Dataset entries
----
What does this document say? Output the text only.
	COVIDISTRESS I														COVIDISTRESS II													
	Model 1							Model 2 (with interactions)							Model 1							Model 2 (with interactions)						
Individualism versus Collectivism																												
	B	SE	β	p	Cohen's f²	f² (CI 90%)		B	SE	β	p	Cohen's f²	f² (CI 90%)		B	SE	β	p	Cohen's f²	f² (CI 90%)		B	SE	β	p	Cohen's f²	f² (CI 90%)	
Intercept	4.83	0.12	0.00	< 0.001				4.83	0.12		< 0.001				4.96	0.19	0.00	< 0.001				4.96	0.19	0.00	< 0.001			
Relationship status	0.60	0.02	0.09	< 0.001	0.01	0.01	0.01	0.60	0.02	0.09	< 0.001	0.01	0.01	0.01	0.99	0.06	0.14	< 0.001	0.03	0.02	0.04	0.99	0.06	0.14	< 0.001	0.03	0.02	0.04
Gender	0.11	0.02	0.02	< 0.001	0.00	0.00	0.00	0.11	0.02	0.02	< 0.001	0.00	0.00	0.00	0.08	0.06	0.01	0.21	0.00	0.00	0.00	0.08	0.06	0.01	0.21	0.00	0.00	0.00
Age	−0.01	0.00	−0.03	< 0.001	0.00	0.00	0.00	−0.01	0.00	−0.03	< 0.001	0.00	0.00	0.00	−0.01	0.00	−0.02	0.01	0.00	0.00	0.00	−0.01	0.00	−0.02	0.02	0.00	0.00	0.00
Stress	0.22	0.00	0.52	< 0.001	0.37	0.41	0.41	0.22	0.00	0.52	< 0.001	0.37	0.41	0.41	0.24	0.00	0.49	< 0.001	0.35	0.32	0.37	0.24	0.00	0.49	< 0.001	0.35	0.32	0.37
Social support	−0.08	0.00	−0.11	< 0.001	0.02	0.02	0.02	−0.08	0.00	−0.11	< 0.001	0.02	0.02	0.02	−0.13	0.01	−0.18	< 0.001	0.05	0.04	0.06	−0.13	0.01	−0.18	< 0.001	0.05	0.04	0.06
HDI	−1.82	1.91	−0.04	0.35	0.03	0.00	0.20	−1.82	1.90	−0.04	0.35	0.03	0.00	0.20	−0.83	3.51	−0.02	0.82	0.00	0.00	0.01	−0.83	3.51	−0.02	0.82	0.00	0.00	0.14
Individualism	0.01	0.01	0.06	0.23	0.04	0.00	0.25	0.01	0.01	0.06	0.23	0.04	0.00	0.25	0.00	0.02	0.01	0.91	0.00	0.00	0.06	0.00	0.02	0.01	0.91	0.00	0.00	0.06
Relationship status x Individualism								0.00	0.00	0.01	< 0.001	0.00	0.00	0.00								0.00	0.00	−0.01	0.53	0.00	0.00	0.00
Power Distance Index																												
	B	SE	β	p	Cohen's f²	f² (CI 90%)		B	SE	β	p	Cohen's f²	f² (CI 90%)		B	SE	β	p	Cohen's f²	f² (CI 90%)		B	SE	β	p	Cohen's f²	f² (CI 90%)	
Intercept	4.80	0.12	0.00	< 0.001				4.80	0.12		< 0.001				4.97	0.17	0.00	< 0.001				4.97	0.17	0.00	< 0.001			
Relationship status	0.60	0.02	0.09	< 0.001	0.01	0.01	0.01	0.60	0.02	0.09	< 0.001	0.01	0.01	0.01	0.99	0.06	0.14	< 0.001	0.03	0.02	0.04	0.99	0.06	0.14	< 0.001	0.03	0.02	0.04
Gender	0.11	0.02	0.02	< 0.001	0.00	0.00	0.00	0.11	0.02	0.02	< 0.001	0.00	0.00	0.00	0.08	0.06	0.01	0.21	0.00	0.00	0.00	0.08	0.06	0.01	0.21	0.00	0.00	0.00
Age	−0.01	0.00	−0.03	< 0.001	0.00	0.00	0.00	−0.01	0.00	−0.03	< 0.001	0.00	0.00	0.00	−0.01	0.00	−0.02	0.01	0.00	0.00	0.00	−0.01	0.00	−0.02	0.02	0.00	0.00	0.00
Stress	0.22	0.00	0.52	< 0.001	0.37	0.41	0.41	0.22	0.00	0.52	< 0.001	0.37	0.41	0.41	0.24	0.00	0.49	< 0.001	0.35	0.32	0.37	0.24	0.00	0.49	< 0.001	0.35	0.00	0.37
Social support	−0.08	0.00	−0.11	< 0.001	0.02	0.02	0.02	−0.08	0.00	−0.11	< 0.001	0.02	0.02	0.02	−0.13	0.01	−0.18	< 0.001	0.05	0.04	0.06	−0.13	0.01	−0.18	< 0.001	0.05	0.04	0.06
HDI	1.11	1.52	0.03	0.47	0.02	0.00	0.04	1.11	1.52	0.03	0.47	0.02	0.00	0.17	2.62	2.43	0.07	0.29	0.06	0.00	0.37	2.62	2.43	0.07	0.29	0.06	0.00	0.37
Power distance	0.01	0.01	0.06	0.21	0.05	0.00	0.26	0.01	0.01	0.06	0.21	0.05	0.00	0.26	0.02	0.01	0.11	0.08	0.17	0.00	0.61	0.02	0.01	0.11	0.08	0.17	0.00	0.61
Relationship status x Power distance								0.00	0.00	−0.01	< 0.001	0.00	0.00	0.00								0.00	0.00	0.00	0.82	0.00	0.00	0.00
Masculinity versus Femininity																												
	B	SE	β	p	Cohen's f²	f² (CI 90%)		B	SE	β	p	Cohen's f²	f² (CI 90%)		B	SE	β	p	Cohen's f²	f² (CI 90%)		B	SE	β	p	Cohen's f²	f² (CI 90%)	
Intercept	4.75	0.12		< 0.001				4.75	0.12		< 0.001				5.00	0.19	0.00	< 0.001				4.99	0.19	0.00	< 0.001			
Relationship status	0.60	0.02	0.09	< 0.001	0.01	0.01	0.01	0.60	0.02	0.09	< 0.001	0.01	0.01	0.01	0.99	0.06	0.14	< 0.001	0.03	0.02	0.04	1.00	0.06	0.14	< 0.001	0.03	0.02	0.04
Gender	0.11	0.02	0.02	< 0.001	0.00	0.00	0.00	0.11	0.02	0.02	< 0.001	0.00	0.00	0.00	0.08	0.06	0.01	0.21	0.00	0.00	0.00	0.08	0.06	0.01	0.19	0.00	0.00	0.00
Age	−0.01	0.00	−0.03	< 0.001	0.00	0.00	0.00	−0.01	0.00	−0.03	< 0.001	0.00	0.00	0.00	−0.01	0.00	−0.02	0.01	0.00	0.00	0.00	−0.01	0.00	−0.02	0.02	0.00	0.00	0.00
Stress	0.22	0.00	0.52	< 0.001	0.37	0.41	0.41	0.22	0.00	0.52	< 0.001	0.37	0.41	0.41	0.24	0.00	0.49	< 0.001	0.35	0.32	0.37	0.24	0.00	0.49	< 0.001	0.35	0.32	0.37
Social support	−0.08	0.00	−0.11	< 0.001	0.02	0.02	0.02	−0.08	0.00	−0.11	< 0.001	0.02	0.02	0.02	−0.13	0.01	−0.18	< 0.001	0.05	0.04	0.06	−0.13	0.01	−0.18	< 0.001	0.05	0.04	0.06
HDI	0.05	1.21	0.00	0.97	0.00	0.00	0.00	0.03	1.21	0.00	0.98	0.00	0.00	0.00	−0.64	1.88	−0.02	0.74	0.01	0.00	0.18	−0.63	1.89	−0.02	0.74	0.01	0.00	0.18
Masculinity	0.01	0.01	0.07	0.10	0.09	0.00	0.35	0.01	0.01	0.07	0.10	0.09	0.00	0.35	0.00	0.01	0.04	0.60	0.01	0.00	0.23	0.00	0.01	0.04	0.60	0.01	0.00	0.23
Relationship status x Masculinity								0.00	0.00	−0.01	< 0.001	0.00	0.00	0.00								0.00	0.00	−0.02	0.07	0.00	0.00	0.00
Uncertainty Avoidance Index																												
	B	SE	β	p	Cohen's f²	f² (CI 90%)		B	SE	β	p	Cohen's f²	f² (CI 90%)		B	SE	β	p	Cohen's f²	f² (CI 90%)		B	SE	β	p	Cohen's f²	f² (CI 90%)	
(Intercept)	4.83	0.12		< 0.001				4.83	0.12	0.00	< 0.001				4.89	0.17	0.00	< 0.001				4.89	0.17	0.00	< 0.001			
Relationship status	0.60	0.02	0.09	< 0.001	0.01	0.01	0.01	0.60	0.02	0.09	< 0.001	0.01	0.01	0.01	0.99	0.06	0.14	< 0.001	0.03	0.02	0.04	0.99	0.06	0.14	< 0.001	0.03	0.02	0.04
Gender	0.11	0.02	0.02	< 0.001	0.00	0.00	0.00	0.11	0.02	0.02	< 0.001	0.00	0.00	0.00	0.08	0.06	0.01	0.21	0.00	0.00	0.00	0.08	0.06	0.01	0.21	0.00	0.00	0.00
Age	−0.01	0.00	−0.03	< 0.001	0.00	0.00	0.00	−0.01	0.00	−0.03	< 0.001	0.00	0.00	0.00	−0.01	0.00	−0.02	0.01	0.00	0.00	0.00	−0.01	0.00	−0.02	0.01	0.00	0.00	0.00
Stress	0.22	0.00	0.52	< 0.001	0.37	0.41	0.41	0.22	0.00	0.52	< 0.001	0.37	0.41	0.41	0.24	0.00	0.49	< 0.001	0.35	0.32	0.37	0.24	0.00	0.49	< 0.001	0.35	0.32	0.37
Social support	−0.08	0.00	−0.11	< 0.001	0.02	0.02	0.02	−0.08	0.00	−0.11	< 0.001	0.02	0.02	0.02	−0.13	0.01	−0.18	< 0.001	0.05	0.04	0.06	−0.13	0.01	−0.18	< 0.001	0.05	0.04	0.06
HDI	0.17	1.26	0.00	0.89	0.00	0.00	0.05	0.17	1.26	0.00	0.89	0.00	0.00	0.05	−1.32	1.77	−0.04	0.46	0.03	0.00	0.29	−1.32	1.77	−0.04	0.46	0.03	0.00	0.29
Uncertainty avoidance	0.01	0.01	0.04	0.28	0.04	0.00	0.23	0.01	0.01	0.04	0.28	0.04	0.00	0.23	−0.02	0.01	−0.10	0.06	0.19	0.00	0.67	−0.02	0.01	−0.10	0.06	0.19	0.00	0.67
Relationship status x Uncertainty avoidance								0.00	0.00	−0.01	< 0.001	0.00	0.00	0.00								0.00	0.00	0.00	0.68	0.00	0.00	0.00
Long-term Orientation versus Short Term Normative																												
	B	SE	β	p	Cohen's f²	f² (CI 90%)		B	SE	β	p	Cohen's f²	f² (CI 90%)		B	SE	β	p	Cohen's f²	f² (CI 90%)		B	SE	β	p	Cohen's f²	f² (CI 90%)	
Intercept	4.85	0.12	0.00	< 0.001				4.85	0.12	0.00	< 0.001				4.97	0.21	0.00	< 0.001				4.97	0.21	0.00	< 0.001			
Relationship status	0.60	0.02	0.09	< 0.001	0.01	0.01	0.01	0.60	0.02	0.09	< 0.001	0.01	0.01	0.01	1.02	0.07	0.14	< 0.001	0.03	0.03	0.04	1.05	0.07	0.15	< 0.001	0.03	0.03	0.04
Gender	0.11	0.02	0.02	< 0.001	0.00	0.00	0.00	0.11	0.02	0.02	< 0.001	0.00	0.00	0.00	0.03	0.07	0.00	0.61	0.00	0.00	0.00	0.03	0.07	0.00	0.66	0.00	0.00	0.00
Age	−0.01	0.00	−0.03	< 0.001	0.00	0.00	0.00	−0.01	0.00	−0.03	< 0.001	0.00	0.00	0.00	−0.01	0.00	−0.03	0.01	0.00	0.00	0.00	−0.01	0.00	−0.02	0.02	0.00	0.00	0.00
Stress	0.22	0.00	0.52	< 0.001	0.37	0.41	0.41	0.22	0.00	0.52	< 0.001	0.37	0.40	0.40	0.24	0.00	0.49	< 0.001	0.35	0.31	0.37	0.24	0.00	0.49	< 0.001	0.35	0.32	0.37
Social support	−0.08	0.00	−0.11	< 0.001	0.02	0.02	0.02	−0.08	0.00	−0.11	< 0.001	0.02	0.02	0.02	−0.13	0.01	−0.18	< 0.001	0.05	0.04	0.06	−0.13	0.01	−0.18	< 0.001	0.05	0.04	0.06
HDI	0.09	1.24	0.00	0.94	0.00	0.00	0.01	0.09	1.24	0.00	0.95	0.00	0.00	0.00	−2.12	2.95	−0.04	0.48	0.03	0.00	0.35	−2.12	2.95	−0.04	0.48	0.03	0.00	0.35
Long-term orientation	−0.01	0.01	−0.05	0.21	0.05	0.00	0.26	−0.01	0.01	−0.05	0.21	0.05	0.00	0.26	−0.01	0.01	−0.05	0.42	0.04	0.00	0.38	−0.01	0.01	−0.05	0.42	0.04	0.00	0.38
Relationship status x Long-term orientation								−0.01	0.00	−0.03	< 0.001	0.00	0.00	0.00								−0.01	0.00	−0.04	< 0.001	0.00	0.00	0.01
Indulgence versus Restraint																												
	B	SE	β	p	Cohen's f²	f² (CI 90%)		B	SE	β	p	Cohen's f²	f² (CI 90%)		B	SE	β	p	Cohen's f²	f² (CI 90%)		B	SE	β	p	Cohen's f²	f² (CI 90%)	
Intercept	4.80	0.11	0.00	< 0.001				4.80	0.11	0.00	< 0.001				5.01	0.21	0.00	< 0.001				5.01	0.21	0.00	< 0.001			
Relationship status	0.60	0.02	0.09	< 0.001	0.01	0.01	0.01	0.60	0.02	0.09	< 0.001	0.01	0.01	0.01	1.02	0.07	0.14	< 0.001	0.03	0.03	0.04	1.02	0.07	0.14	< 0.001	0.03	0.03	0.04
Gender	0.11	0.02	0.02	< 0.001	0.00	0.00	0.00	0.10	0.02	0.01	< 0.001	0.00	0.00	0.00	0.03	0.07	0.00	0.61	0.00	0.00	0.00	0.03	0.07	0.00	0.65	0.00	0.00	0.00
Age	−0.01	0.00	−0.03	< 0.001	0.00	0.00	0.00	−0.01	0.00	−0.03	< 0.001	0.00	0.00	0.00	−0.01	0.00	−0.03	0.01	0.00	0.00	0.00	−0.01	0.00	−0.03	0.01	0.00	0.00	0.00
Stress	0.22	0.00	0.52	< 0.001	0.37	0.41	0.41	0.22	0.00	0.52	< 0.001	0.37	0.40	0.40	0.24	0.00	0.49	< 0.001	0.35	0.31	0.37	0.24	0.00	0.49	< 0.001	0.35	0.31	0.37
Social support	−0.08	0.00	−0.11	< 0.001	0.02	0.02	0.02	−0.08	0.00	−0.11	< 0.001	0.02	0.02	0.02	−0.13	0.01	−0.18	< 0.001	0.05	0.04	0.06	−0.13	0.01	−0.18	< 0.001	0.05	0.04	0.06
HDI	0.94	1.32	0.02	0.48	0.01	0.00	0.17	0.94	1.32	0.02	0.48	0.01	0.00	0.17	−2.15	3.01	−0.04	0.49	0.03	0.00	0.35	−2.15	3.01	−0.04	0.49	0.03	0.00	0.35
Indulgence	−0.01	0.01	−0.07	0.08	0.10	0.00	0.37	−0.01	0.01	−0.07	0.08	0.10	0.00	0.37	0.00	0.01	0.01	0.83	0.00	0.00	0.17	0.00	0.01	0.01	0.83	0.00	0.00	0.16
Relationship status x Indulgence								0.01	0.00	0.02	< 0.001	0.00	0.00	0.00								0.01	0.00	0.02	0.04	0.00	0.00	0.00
----
### Written request
Extract, from the listing above, every line where the string "Long" occurs.

### Task response
Long-term Orientation versus Short Term Normative																												
Long-term orientation	−0.01	0.01	−0.05	0.21	0.05	0.00	0.26	−0.01	0.01	−0.05	0.21	0.05	0.00	0.26	−0.01	0.01	−0.05	0.42	0.04	0.00	0.38	−0.01	0.01	−0.05	0.42	0.04	0.00	0.38
Relationship status x Long-term orientation								−0.01	0.00	−0.03	< 0.001	0.00	0.00	0.00								−0.01	0.00	−0.04	< 0.001	0.00	0.00	0.01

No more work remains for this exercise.